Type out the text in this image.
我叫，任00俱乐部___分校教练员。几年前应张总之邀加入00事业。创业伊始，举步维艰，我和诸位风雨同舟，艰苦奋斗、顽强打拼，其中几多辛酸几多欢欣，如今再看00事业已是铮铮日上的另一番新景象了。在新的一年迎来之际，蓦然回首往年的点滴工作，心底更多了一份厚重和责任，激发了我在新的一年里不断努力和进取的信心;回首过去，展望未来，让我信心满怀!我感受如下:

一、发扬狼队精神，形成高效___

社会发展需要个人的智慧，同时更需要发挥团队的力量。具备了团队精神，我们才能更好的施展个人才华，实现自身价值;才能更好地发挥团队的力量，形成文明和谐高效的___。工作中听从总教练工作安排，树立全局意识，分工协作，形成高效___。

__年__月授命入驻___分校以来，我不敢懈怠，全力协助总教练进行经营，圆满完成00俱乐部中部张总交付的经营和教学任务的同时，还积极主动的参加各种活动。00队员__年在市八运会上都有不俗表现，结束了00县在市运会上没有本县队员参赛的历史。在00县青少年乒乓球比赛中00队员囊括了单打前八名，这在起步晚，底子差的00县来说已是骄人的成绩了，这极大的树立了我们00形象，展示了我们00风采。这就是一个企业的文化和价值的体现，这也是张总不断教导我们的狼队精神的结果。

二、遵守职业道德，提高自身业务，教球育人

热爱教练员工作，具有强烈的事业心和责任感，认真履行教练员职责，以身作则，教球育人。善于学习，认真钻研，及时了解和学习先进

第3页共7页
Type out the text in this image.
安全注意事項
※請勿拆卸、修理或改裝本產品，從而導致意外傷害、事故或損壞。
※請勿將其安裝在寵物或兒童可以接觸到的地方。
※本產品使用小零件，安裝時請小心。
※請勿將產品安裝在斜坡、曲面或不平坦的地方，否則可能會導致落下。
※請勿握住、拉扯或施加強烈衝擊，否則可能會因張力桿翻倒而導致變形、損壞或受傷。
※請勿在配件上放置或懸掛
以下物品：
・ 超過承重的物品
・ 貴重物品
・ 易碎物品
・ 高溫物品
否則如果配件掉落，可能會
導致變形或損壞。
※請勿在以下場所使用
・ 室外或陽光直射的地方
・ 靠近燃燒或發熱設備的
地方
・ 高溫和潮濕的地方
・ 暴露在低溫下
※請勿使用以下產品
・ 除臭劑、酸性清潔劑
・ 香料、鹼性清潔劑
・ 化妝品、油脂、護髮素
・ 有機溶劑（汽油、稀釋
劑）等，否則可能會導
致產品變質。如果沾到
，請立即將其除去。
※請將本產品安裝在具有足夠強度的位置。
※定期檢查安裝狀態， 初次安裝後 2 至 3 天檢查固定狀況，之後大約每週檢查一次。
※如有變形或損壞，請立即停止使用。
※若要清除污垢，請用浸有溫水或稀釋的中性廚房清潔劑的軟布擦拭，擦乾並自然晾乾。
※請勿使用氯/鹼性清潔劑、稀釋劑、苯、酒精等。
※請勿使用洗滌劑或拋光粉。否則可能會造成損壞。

What you need to do> Reproduce the material precisely, including every line.

Result below>
Type out the text in this image.
我叫，任00俱乐部___分校教练员。几年前应张总之邀加入00事业。创业伊始，举步维艰，我和诸位风雨同舟，艰苦奋斗、顽强打拼，其中几多辛酸几多欢欣，如今再看00事业已是铮铮日上的另一番新景象了。在新的一年迎来之际，蓦然回首往年的点滴工作，心底更多了一份厚重和责任，激发了我在新的一年里不断努力和进取的信心;回首过去，展望未来，让我信心满怀!我感受如下:

一、发扬狼队精神，形成高效___

社会发展需要个人的智慧，同时更需要发挥团队的力量。具备了团队精神，我们才能更好的施展个人才华，实现自身价值;才能更好地发挥团队的力量，形成文明和谐高效的___。工作中听从总教练工作安排，树立全局意识，分工协作，形成高效___。

__年__月授命入驻___分校以来，我不敢懈怠，全力协助总教练进行经营，圆满完成00俱乐部中部张总交付的经营和教学任务的同时，还积极主动的参加各种活动。00队员__年在市八运会上都有不俗表现，结束了00县在市运会上没有本县队员参赛的历史。在00县青少年乒乓球比赛中00队员囊括了单打前八名，这在起步晚，底子差的00县来说已是骄人的成绩了，这极大的树立了我们00形象，展示了我们00风采。这就是一个企业的文化和价值的体现，这也是张总不断教导我们的狼队精神的结果。

二、遵守职业道德，提高自身业务，教球育人

热爱教练员工作，具有强烈的事业心和责任感，认真履行教练员职责，以身作则，教球育人。善于学习，认真钻研，及时了解和学习先进

第3页共7页
Type out the text in this image.
安全注意事項
※請勿拆卸、修理或改裝本產品，從而導致意外傷害、事故或損壞。
※請勿將其安裝在寵物或兒童可以接觸到的地方。
※本產品使用小零件，安裝時請小心。
※請勿將產品安裝在斜坡、曲面或不平坦的地方，否則可能會導致落下。
※請勿握住、拉扯或施加強烈衝擊，否則可能會因張力桿翻倒而導致變形、損壞或受傷。
※請勿在配件上放置或懸掛
以下物品：
・ 超過承重的物品
・ 貴重物品
・ 易碎物品
・ 高溫物品
否則如果配件掉落，可能會
導致變形或損壞。
※請勿在以下場所使用
・ 室外或陽光直射的地方
・ 靠近燃燒或發熱設備的
地方
・ 高溫和潮濕的地方
・ 暴露在低溫下
※請勿使用以下產品
・ 除臭劑、酸性清潔劑
・ 香料、鹼性清潔劑
・ 化妝品、油脂、護髮素
・ 有機溶劑（汽油、稀釋
劑）等，否則可能會導
致產品變質。如果沾到
，請立即將其除去。
※請將本產品安裝在具有足夠強度的位置。
※定期檢查安裝狀態， 初次安裝後 2 至 3 天檢查固定狀況，之後大約每週檢查一次。
※如有變形或損壞，請立即停止使用。
※若要清除污垢，請用浸有溫水或稀釋的中性廚房清潔劑的軟布擦拭，擦乾並自然晾乾。
※請勿使用氯/鹼性清潔劑、稀釋劑、苯、酒精等。
※請勿使用洗滌劑或拋光粉。否則可能會造成損壞。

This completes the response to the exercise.